▶ ASSIGNED TASK:
Pull every line containing "JSON" from the listing.

▶ RECORDED INFORMATION:
━━━━━━━━━━━━━━━━━━━━

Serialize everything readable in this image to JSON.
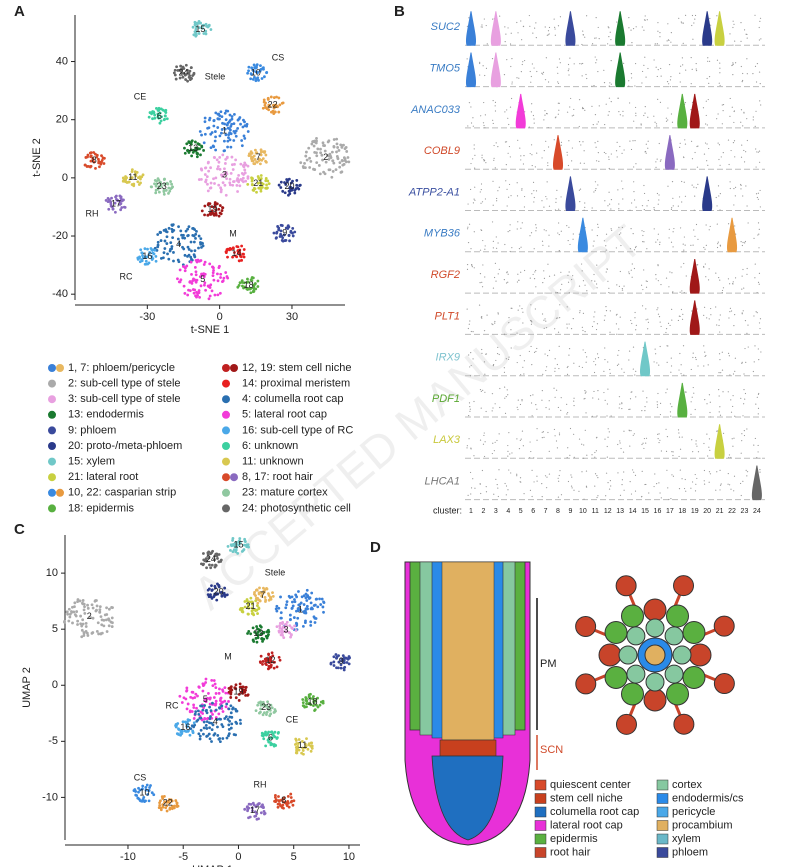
{
  "panels": [
    "A",
    "B",
    "C",
    "D"
  ],
  "watermark": "ACCEPTED MANUSCRIPT",
  "cluster_colors": [
    "#3a80d8",
    "#aaaaaa",
    "#e8a0e0",
    "#2a6fb0",
    "#f23bd8",
    "#3cd0a0",
    "#e8b860",
    "#d84a2a",
    "#3a4a9c",
    "#3a8ae0",
    "#d8c850",
    "#c02020",
    "#1a7a30",
    "#e82020",
    "#70c8c8",
    "#4aa8e8",
    "#8a6ac0",
    "#58b040",
    "#a01818",
    "#2a3a8a",
    "#c8d040",
    "#e89a40",
    "#90c8a0",
    "#666666"
  ],
  "tsne": {
    "xlabel": "t-SNE 1",
    "ylabel": "t-SNE 2",
    "xlim": [
      -60,
      52
    ],
    "ylim": [
      -42,
      56
    ],
    "xticks": [
      -30,
      0,
      30
    ],
    "yticks": [
      -40,
      -20,
      0,
      20,
      40
    ],
    "regions": [
      "CS",
      "Stele",
      "CE",
      "RH",
      "RC",
      "M"
    ],
    "clusters": [
      {
        "label": "15",
        "x": -8,
        "y": 51
      },
      {
        "label": "24",
        "x": -15,
        "y": 36
      },
      {
        "label": "10",
        "x": 15,
        "y": 36
      },
      {
        "label": "22",
        "x": 22,
        "y": 25
      },
      {
        "label": "1",
        "x": 2,
        "y": 16
      },
      {
        "label": "7",
        "x": 16,
        "y": 7
      },
      {
        "label": "6",
        "x": -25,
        "y": 21
      },
      {
        "label": "3",
        "x": 2,
        "y": 1
      },
      {
        "label": "13",
        "x": -11,
        "y": 10
      },
      {
        "label": "2",
        "x": 44,
        "y": 7
      },
      {
        "label": "8",
        "x": -52,
        "y": 6
      },
      {
        "label": "11",
        "x": -36,
        "y": 0
      },
      {
        "label": "17",
        "x": -43,
        "y": -9
      },
      {
        "label": "23",
        "x": -24,
        "y": -3
      },
      {
        "label": "21",
        "x": 16,
        "y": -2
      },
      {
        "label": "20",
        "x": 29,
        "y": -3
      },
      {
        "label": "19",
        "x": -3,
        "y": -11
      },
      {
        "label": "9",
        "x": 27,
        "y": -19
      },
      {
        "label": "4",
        "x": -17,
        "y": -23
      },
      {
        "label": "16",
        "x": -30,
        "y": -27
      },
      {
        "label": "5",
        "x": -7,
        "y": -35
      },
      {
        "label": "14",
        "x": 7,
        "y": -26
      },
      {
        "label": "18",
        "x": 12,
        "y": -37
      }
    ]
  },
  "umap": {
    "xlabel": "UMAP 1",
    "ylabel": "UMAP 2",
    "xlim": [
      -15.7,
      11
    ],
    "ylim": [
      -13.8,
      13.4
    ],
    "xticks": [
      -10,
      -5,
      0,
      5,
      10
    ],
    "yticks": [
      -10,
      -5,
      0,
      5,
      10
    ],
    "regions": [
      "Stele",
      "M",
      "RC",
      "CE",
      "CS",
      "RH"
    ],
    "clusters": [
      {
        "label": "2",
        "x": -13.5,
        "y": 6.1
      },
      {
        "label": "24",
        "x": -2.5,
        "y": 11.2
      },
      {
        "label": "15",
        "x": 0,
        "y": 12.5
      },
      {
        "label": "20",
        "x": -1.8,
        "y": 8.3
      },
      {
        "label": "7",
        "x": 2.2,
        "y": 8
      },
      {
        "label": "1",
        "x": 5.6,
        "y": 6.7
      },
      {
        "label": "21",
        "x": 1.1,
        "y": 7
      },
      {
        "label": "13",
        "x": 1.8,
        "y": 4.6
      },
      {
        "label": "3",
        "x": 4.3,
        "y": 4.9
      },
      {
        "label": "12",
        "x": 2.9,
        "y": 2.2
      },
      {
        "label": "9",
        "x": 9.3,
        "y": 2.1
      },
      {
        "label": "5",
        "x": -3,
        "y": -1.3
      },
      {
        "label": "19",
        "x": 0,
        "y": -0.6
      },
      {
        "label": "4",
        "x": -2.1,
        "y": -3.3
      },
      {
        "label": "16",
        "x": -4.8,
        "y": -3.8
      },
      {
        "label": "23",
        "x": 2.5,
        "y": -2
      },
      {
        "label": "18",
        "x": 6.7,
        "y": -1.5
      },
      {
        "label": "6",
        "x": 2.9,
        "y": -4.7
      },
      {
        "label": "11",
        "x": 5.8,
        "y": -5.4
      },
      {
        "label": "10",
        "x": -8.5,
        "y": -9.6
      },
      {
        "label": "22",
        "x": -6.4,
        "y": -10.5
      },
      {
        "label": "8",
        "x": 4.1,
        "y": -10.3
      },
      {
        "label": "17",
        "x": 1.5,
        "y": -11.2
      }
    ]
  },
  "legend": [
    {
      "label": "1, 7: phloem/pericycle",
      "clusters": [
        1,
        7
      ]
    },
    {
      "label": "2: sub-cell type of stele",
      "clusters": [
        2
      ]
    },
    {
      "label": "3: sub-cell type of stele",
      "clusters": [
        3
      ]
    },
    {
      "label": "13: endodermis",
      "clusters": [
        13
      ]
    },
    {
      "label": "9: phloem",
      "clusters": [
        9
      ]
    },
    {
      "label": "20: proto-/meta-phloem",
      "clusters": [
        20
      ]
    },
    {
      "label": "15: xylem",
      "clusters": [
        15
      ]
    },
    {
      "label": "21: lateral root",
      "clusters": [
        21
      ]
    },
    {
      "label": "10,  22: casparian strip",
      "clusters": [
        10,
        22
      ]
    },
    {
      "label": "18: epidermis",
      "clusters": [
        18
      ]
    },
    {
      "label": "12, 19: stem cell niche",
      "clusters": [
        12,
        19
      ]
    },
    {
      "label": "14: proximal meristem",
      "clusters": [
        14
      ]
    },
    {
      "label": "4: columella root cap",
      "clusters": [
        4
      ]
    },
    {
      "label": "5: lateral root cap",
      "clusters": [
        5
      ]
    },
    {
      "label": "16: sub-cell type of RC",
      "clusters": [
        16
      ]
    },
    {
      "label": "6: unknown",
      "clusters": [
        6
      ]
    },
    {
      "label": "11: unknown",
      "clusters": [
        11
      ]
    },
    {
      "label": "8, 17: root hair",
      "clusters": [
        8,
        17
      ]
    },
    {
      "label": "23: mature cortex",
      "clusters": [
        23
      ]
    },
    {
      "label": "24: photosynthetic cell",
      "clusters": [
        24
      ]
    }
  ],
  "violin": {
    "axis_label": "cluster:",
    "cluster_labels": [
      "1",
      "2",
      "3",
      "4",
      "5",
      "6",
      "7",
      "8",
      "9",
      "10",
      "11",
      "12",
      "13",
      "14",
      "15",
      "16",
      "17",
      "18",
      "19",
      "20",
      "21",
      "22",
      "23",
      "24"
    ],
    "genes": [
      {
        "name": "SUC2",
        "color": "#3a7cc4",
        "clusters": [
          1,
          3,
          9,
          13,
          20,
          21
        ]
      },
      {
        "name": "TMO5",
        "color": "#3a7cc4",
        "clusters": [
          1,
          3,
          13
        ]
      },
      {
        "name": "ANAC033",
        "color": "#3a7cc4",
        "clusters": [
          5,
          18,
          19
        ]
      },
      {
        "name": "COBL9",
        "color": "#d04a2a",
        "clusters": [
          8,
          17
        ]
      },
      {
        "name": "ATPP2-A1",
        "color": "#3a4fa0",
        "clusters": [
          9,
          20
        ]
      },
      {
        "name": "MYB36",
        "color": "#3a7cc4",
        "clusters": [
          10,
          22
        ]
      },
      {
        "name": "RGF2",
        "color": "#d04a2a",
        "clusters": [
          19
        ]
      },
      {
        "name": "PLT1",
        "color": "#d04a2a",
        "clusters": [
          19
        ]
      },
      {
        "name": "IRX9",
        "color": "#7fc3cf",
        "clusters": [
          15
        ]
      },
      {
        "name": "PDF1",
        "color": "#5aa832",
        "clusters": [
          18
        ]
      },
      {
        "name": "LAX3",
        "color": "#c8c83a",
        "clusters": [
          21
        ]
      },
      {
        "name": "LHCA1",
        "color": "#777777",
        "clusters": [
          24
        ]
      }
    ]
  },
  "diagram": {
    "zones": [
      "PM",
      "SCN"
    ],
    "legend": [
      {
        "label": "quiescent center",
        "color": "#d84a2a"
      },
      {
        "label": "stem cell niche",
        "color": "#c8401e"
      },
      {
        "label": "columella root cap",
        "color": "#1f6fc0"
      },
      {
        "label": "lateral root cap",
        "color": "#e830d8"
      },
      {
        "label": "epidermis",
        "color": "#5ab040"
      },
      {
        "label": "root hair",
        "color": "#c8442a"
      },
      {
        "label": "cortex",
        "color": "#86c8a0"
      },
      {
        "label": "endodermis/cs",
        "color": "#2a8ae8"
      },
      {
        "label": "pericycle",
        "color": "#4aa8e8"
      },
      {
        "label": "procambium",
        "color": "#e0b060"
      },
      {
        "label": "xylem",
        "color": "#6ab8c8"
      },
      {
        "label": "phloem",
        "color": "#3a4a9c"
      }
    ]
  }
}
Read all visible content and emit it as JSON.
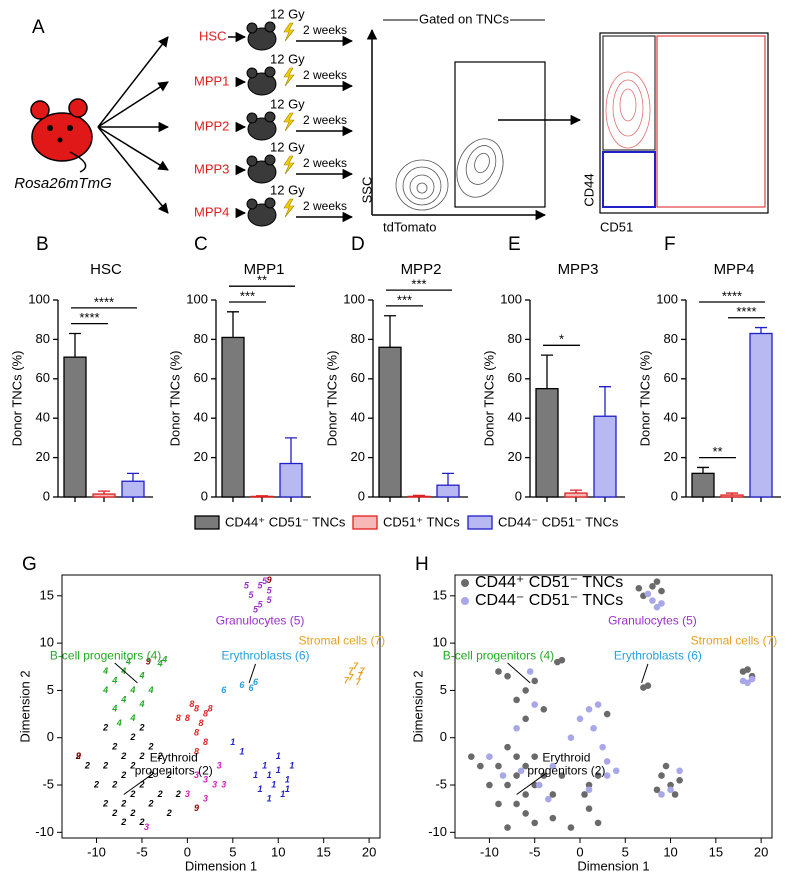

━━━━━━━━━━━━━━━━━━━━

▶ ANSWER SPACE:
Serialize everything readable in this image to JSON.
Read all visible content and emit it as JSON.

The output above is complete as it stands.